[Excerpt from a dataset]
============================================================
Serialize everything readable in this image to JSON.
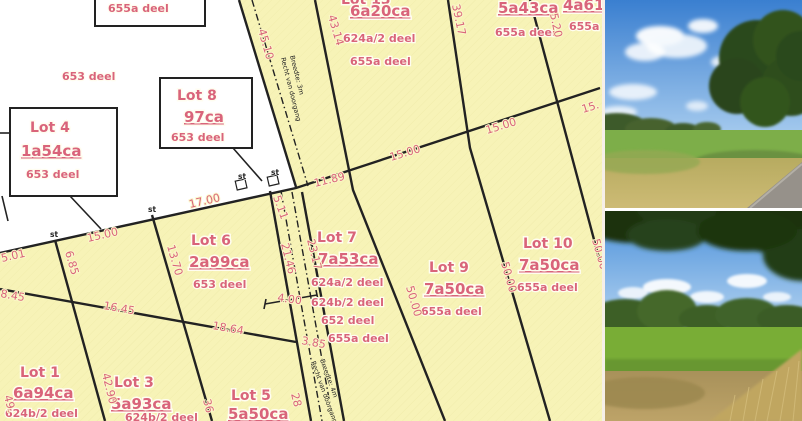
{
  "colors": {
    "parcel_fill": "#f7f3b7",
    "label_pink": "#d9647a",
    "line_black": "#222222"
  },
  "map": {
    "parcels": [
      {
        "id": "lot13",
        "title": "Lot 13",
        "area": "6a20ca",
        "deeds": [
          "624a/2 deel",
          "655a deel"
        ]
      },
      {
        "id": "top5a43",
        "title": "",
        "area": "5a43ca",
        "deeds": [
          "655a deel"
        ]
      },
      {
        "id": "top4a61",
        "title": "",
        "area": "4a61ca",
        "deeds": [
          "655a deel"
        ]
      },
      {
        "id": "lot8",
        "title": "Lot 8",
        "area": "97ca",
        "deeds": [
          "653 deel"
        ]
      },
      {
        "id": "lot4",
        "title": "Lot 4",
        "area": "1a54ca",
        "deeds": [
          "653 deel"
        ]
      },
      {
        "id": "lot6",
        "title": "Lot 6",
        "area": "2a99ca",
        "deeds": [
          "653 deel"
        ]
      },
      {
        "id": "lot7",
        "title": "Lot 7",
        "area": "7a53ca",
        "deeds": [
          "624a/2 deel",
          "624b/2 deel",
          "652 deel",
          "655a deel"
        ]
      },
      {
        "id": "lot9",
        "title": "Lot 9",
        "area": "7a50ca",
        "deeds": [
          "655a deel"
        ]
      },
      {
        "id": "lot10",
        "title": "Lot 10",
        "area": "7a50ca",
        "deeds": [
          "655a deel"
        ]
      },
      {
        "id": "lot1",
        "title": "Lot 1",
        "area": "6a94ca",
        "deeds": [
          "624b/2 deel"
        ]
      },
      {
        "id": "lot3",
        "title": "Lot 3",
        "area": "5a93ca",
        "deeds": [
          "624b/2 deel"
        ]
      },
      {
        "id": "lot5",
        "title": "Lot 5",
        "area": "5a50ca",
        "deeds": []
      }
    ],
    "floating": {
      "deel_653": "653 deel",
      "box_655a": "655a deel"
    },
    "measurements": {
      "m45_10": "45.10",
      "m43_14": "43.14",
      "m39_17": "39.17",
      "m5_20": "5.20",
      "m15a": "15.00",
      "m15cut": "15.",
      "m15b": "15.00",
      "m11_89": "11.89",
      "m5_11": "5.11",
      "m17_00": "17.00",
      "m15c": "15.00",
      "m6_85": "6.85",
      "m5_01": "5.01",
      "m8_45": "8.45",
      "m13_70": "13.70",
      "m16_45": "16.45",
      "m18_64": "18.64",
      "m21_46": "21.46",
      "m23_17": "23.17",
      "m4_00": "4.00",
      "m3_85": "3.85",
      "m50a": "50.00",
      "m50b": "50.00",
      "m50c": "50.00",
      "m42_90": "42.90",
      "m49": "49.",
      "m36": "36",
      "m28": "28"
    },
    "easements": {
      "top": {
        "l1": "Recht van doorgang",
        "l2": "Breedte: 3m"
      },
      "bottom": {
        "l1": "Recht van doorgang",
        "l2": "Breedte: 4m"
      }
    },
    "marker": "st"
  }
}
============================================================
The answer must consist solely of the number of lines in the entries that contain the word "title".

12